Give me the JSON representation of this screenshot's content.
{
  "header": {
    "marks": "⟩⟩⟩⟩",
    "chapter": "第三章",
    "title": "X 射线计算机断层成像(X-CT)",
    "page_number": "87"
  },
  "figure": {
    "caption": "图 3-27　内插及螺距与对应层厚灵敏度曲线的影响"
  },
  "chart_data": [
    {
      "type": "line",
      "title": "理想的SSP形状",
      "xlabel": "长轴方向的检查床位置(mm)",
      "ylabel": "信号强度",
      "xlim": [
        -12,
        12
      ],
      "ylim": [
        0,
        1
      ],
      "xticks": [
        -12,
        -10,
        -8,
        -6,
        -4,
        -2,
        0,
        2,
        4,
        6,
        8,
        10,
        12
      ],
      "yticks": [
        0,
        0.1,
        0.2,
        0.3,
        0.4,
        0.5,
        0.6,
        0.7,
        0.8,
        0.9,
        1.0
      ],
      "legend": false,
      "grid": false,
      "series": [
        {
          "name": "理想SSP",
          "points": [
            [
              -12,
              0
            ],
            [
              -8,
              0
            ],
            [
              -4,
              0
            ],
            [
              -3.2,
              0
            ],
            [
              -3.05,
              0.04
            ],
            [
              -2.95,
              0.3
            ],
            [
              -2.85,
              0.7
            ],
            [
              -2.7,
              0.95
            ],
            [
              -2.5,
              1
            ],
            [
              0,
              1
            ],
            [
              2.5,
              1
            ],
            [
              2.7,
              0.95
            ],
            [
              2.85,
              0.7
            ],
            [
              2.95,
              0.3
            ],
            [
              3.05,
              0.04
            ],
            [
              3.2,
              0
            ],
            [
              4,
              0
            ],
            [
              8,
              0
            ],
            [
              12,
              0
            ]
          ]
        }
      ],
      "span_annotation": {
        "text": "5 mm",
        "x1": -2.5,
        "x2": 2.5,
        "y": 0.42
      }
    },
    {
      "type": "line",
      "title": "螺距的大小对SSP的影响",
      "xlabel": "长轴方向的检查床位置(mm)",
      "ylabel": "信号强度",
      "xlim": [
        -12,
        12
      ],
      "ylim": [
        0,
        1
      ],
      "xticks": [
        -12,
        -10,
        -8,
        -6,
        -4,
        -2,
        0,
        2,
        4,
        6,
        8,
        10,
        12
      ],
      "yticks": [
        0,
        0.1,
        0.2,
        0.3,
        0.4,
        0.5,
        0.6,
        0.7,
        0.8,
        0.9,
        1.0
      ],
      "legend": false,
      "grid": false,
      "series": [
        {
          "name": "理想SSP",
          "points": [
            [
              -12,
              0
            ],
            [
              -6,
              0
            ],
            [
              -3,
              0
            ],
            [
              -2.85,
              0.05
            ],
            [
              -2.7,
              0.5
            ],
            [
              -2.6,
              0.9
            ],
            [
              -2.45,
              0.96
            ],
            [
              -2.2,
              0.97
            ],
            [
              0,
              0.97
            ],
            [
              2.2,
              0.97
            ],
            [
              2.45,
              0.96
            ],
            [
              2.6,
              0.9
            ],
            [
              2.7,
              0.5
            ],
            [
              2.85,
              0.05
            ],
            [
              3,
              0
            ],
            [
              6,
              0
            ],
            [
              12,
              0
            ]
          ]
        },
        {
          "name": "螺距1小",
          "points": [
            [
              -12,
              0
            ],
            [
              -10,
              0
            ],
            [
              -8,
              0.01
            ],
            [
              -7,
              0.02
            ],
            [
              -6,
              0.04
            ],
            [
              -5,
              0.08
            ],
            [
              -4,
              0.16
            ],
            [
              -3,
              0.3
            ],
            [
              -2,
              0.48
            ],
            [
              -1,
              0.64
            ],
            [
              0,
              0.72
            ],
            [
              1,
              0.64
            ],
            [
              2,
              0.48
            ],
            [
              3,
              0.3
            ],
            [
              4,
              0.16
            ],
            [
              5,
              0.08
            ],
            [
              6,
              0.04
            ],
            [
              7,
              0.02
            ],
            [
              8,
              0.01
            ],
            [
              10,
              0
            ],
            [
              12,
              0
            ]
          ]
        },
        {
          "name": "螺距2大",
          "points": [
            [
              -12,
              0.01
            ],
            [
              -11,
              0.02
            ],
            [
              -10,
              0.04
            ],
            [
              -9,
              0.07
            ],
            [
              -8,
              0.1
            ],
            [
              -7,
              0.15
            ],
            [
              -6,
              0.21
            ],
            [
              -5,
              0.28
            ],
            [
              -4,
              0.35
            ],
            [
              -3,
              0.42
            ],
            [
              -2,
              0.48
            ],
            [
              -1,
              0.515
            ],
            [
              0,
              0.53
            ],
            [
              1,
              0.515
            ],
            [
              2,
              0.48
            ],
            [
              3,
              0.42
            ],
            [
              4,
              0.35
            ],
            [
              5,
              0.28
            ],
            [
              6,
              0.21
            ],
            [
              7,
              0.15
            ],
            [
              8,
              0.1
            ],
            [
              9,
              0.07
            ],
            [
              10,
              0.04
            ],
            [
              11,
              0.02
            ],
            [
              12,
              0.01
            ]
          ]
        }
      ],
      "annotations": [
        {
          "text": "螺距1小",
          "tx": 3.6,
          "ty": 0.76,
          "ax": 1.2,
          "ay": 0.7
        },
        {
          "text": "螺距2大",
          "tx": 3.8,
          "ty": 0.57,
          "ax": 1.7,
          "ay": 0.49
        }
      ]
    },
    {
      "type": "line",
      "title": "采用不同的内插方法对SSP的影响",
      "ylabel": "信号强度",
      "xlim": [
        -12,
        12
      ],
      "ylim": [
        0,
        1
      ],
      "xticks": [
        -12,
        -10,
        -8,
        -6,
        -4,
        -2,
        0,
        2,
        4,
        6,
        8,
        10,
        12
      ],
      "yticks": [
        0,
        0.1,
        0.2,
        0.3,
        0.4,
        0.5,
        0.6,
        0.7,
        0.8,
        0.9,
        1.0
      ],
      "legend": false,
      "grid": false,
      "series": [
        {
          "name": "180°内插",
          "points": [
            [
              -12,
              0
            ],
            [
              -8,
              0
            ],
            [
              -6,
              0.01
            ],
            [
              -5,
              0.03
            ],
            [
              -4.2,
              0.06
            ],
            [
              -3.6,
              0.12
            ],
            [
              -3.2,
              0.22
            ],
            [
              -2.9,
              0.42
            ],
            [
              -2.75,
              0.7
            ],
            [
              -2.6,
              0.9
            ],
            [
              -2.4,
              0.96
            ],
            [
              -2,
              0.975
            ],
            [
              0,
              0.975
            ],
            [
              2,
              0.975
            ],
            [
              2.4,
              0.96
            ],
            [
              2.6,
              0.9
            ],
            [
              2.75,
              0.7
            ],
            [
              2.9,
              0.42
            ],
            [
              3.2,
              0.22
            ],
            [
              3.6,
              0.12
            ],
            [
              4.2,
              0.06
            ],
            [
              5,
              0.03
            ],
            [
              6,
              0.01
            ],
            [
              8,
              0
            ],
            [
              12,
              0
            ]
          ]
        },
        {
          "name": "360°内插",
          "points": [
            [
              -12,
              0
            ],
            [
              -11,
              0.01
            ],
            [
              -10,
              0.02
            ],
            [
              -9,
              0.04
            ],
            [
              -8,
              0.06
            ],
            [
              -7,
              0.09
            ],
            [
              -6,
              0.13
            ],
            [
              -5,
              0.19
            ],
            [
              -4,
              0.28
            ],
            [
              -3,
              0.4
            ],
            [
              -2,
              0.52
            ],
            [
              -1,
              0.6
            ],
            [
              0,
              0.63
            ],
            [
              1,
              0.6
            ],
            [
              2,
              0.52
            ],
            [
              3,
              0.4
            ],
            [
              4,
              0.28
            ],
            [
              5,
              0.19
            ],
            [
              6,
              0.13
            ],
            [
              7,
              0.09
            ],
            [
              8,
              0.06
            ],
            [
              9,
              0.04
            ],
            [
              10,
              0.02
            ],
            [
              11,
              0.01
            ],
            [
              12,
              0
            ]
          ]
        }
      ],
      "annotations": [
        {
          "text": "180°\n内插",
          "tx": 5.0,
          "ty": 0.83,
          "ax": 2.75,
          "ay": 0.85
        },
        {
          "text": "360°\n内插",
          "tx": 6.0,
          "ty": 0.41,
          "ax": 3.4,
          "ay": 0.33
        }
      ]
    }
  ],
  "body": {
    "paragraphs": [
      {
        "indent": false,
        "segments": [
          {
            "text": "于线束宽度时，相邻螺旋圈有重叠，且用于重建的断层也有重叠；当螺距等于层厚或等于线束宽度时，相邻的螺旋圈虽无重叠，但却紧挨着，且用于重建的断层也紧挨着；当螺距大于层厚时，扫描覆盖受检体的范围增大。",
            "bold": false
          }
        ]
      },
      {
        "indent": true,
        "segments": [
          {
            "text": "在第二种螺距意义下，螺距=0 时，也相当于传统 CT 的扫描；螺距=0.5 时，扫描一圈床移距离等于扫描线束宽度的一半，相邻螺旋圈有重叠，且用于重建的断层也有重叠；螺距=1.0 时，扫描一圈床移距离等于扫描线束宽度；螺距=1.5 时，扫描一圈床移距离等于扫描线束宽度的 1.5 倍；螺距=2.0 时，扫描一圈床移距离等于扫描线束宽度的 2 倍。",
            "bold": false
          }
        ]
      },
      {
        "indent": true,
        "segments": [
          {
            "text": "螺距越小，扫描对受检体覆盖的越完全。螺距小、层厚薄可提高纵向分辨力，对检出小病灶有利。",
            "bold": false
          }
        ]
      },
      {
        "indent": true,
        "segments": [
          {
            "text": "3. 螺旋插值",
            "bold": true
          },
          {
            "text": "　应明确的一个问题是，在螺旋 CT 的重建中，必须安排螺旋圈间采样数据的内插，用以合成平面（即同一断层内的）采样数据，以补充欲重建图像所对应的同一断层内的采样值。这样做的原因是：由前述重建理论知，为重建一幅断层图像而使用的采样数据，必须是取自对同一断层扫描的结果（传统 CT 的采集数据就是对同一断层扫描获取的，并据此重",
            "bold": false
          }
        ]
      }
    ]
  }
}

— What the task requires —
Find every line containing the word "相邻螺旋圈有重叠", then give the total and nothing more.

— Written solution —
2